- [GOAL] Take the material below and write it all out again exactly.

- [RECORDS TO PROCESS]
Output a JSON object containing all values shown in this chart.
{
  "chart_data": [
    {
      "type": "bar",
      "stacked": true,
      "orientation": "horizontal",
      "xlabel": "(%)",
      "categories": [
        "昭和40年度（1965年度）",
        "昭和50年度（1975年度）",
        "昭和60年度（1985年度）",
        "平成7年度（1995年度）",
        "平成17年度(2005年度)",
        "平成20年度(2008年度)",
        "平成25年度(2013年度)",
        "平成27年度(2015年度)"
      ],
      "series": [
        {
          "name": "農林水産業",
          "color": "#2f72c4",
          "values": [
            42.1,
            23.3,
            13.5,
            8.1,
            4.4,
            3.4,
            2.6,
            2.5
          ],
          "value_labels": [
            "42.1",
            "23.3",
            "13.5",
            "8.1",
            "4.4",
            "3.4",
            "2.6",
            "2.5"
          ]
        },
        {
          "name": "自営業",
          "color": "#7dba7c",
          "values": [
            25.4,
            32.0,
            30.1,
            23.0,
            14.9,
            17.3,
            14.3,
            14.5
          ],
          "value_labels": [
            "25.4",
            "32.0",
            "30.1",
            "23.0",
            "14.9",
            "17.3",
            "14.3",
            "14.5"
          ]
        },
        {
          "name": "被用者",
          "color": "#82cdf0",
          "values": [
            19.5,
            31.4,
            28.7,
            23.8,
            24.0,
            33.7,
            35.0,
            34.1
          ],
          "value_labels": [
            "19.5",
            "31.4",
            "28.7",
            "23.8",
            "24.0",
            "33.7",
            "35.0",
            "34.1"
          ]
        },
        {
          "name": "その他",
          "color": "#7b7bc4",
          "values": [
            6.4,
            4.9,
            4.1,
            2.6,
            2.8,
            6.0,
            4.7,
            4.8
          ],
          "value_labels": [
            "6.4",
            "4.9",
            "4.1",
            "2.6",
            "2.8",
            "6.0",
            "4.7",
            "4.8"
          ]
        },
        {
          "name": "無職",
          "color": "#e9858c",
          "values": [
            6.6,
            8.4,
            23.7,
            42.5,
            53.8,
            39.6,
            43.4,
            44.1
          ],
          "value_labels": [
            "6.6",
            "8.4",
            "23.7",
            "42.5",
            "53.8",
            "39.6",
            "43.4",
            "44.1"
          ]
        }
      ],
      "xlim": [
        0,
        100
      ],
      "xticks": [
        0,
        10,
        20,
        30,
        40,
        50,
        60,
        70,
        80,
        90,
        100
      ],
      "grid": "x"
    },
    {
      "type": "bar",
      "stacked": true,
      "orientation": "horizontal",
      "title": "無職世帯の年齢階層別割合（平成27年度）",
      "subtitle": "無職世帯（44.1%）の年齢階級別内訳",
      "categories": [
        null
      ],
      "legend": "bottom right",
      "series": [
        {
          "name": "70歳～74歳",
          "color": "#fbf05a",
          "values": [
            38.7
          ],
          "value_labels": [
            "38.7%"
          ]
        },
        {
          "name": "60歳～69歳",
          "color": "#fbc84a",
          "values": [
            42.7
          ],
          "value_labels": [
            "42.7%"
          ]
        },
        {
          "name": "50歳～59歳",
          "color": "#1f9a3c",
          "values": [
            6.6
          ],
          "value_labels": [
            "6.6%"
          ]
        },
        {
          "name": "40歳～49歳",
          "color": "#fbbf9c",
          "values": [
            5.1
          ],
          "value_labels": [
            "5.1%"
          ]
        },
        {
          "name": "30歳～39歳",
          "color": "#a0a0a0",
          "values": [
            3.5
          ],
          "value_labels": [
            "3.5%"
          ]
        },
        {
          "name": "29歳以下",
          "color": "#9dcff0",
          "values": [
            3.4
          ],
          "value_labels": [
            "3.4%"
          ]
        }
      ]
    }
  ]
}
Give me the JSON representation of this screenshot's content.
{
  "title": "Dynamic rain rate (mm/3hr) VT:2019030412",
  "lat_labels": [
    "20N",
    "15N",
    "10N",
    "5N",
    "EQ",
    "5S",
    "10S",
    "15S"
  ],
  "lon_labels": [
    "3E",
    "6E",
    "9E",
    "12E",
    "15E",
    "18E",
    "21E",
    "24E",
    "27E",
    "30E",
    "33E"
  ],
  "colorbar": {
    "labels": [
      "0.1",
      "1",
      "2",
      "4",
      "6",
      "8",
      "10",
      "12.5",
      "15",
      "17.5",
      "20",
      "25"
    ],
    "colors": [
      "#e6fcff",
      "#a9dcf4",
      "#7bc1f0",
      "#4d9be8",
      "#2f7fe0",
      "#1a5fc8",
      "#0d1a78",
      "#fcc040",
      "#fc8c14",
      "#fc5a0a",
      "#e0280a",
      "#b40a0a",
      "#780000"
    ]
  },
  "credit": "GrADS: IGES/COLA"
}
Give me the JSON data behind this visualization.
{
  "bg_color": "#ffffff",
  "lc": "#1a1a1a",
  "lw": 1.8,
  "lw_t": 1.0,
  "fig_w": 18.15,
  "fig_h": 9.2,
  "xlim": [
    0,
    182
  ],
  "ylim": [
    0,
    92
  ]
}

- [THE ANSWER]
Output a JSON object containing all values shown in this chart.
{
  "chart_data": [
    {
      "type": "bar",
      "stacked": true,
      "orientation": "horizontal",
      "xlabel": "(%)",
      "categories": [
        "昭和40年度（1965年度）",
        "昭和50年度（1975年度）",
        "昭和60年度（1985年度）",
        "平成7年度（1995年度）",
        "平成17年度(2005年度)",
        "平成20年度(2008年度)",
        "平成25年度(2013年度)",
        "平成27年度(2015年度)"
      ],
      "series": [
        {
          "name": "農林水産業",
          "color": "#2f72c4",
          "values": [
            42.1,
            23.3,
            13.5,
            8.1,
            4.4,
            3.4,
            2.6,
            2.5
          ],
          "value_labels": [
            "42.1",
            "23.3",
            "13.5",
            "8.1",
            "4.4",
            "3.4",
            "2.6",
            "2.5"
          ]
        },
        {
          "name": "自営業",
          "color": "#7dba7c",
          "values": [
            25.4,
            32.0,
            30.1,
            23.0,
            14.9,
            17.3,
            14.3,
            14.5
          ],
          "value_labels": [
            "25.4",
            "32.0",
            "30.1",
            "23.0",
            "14.9",
            "17.3",
            "14.3",
            "14.5"
          ]
        },
        {
          "name": "被用者",
          "color": "#82cdf0",
          "values": [
            19.5,
            31.4,
            28.7,
            23.8,
            24.0,
            33.7,
            35.0,
            34.1
          ],
          "value_labels": [
            "19.5",
            "31.4",
            "28.7",
            "23.8",
            "24.0",
            "33.7",
            "35.0",
            "34.1"
          ]
        },
        {
          "name": "その他",
          "color": "#7b7bc4",
          "values": [
            6.4,
            4.9,
            4.1,
            2.6,
            2.8,
            6.0,
            4.7,
            4.8
          ],
          "value_labels": [
            "6.4",
            "4.9",
            "4.1",
            "2.6",
            "2.8",
            "6.0",
            "4.7",
            "4.8"
          ]
        },
        {
          "name": "無職",
          "color": "#e9858c",
          "values": [
            6.6,
            8.4,
            23.7,
            42.5,
            53.8,
            39.6,
            43.4,
            44.1
          ],
          "value_labels": [
            "6.6",
            "8.4",
            "23.7",
            "42.5",
            "53.8",
            "39.6",
            "43.4",
            "44.1"
          ]
        }
      ],
      "xlim": [
        0,
        100
      ],
      "xticks": [
        0,
        10,
        20,
        30,
        40,
        50,
        60,
        70,
        80,
        90,
        100
      ],
      "grid": "x"
    },
    {
      "type": "bar",
      "stacked": true,
      "orientation": "horizontal",
      "title": "無職世帯の年齢階層別割合（平成27年度）",
      "subtitle": "無職世帯（44.1%）の年齢階級別内訳",
      "categories": [
        null
      ],
      "legend": "bottom right",
      "series": [
        {
          "name": "70歳～74歳",
          "color": "#fbf05a",
          "values": [
            38.7
          ],
          "value_labels": [
            "38.7%"
          ]
        },
        {
          "name": "60歳～69歳",
          "color": "#fbc84a",
          "values": [
            42.7
          ],
          "value_labels": [
            "42.7%"
          ]
        },
        {
          "name": "50歳～59歳",
          "color": "#1f9a3c",
          "values": [
            6.6
          ],
          "value_labels": [
            "6.6%"
          ]
        },
        {
          "name": "40歳～49歳",
          "color": "#fbbf9c",
          "values": [
            5.1
          ],
          "value_labels": [
            "5.1%"
          ]
        },
        {
          "name": "30歳～39歳",
          "color": "#a0a0a0",
          "values": [
            3.5
          ],
          "value_labels": [
            "3.5%"
          ]
        },
        {
          "name": "29歳以下",
          "color": "#9dcff0",
          "values": [
            3.4
          ],
          "value_labels": [
            "3.4%"
          ]
        }
      ]
    }
  ]
}
Give me the JSON representation of this screenshot's content.
{
  "title": "Dynamic rain rate (mm/3hr) VT:2019030412",
  "lat_labels": [
    "20N",
    "15N",
    "10N",
    "5N",
    "EQ",
    "5S",
    "10S",
    "15S"
  ],
  "lon_labels": [
    "3E",
    "6E",
    "9E",
    "12E",
    "15E",
    "18E",
    "21E",
    "24E",
    "27E",
    "30E",
    "33E"
  ],
  "colorbar": {
    "labels": [
      "0.1",
      "1",
      "2",
      "4",
      "6",
      "8",
      "10",
      "12.5",
      "15",
      "17.5",
      "20",
      "25"
    ],
    "colors": [
      "#e6fcff",
      "#a9dcf4",
      "#7bc1f0",
      "#4d9be8",
      "#2f7fe0",
      "#1a5fc8",
      "#0d1a78",
      "#fcc040",
      "#fc8c14",
      "#fc5a0a",
      "#e0280a",
      "#b40a0a",
      "#780000"
    ]
  },
  "credit": "GrADS: IGES/COLA"
}
Give me the JSON data behind this visualization.
{
  "bg_color": "#ffffff",
  "lc": "#1a1a1a",
  "lw": 1.8,
  "lw_t": 1.0,
  "fig_w": 18.15,
  "fig_h": 9.2,
  "xlim": [
    0,
    182
  ],
  "ylim": [
    0,
    92
  ]
}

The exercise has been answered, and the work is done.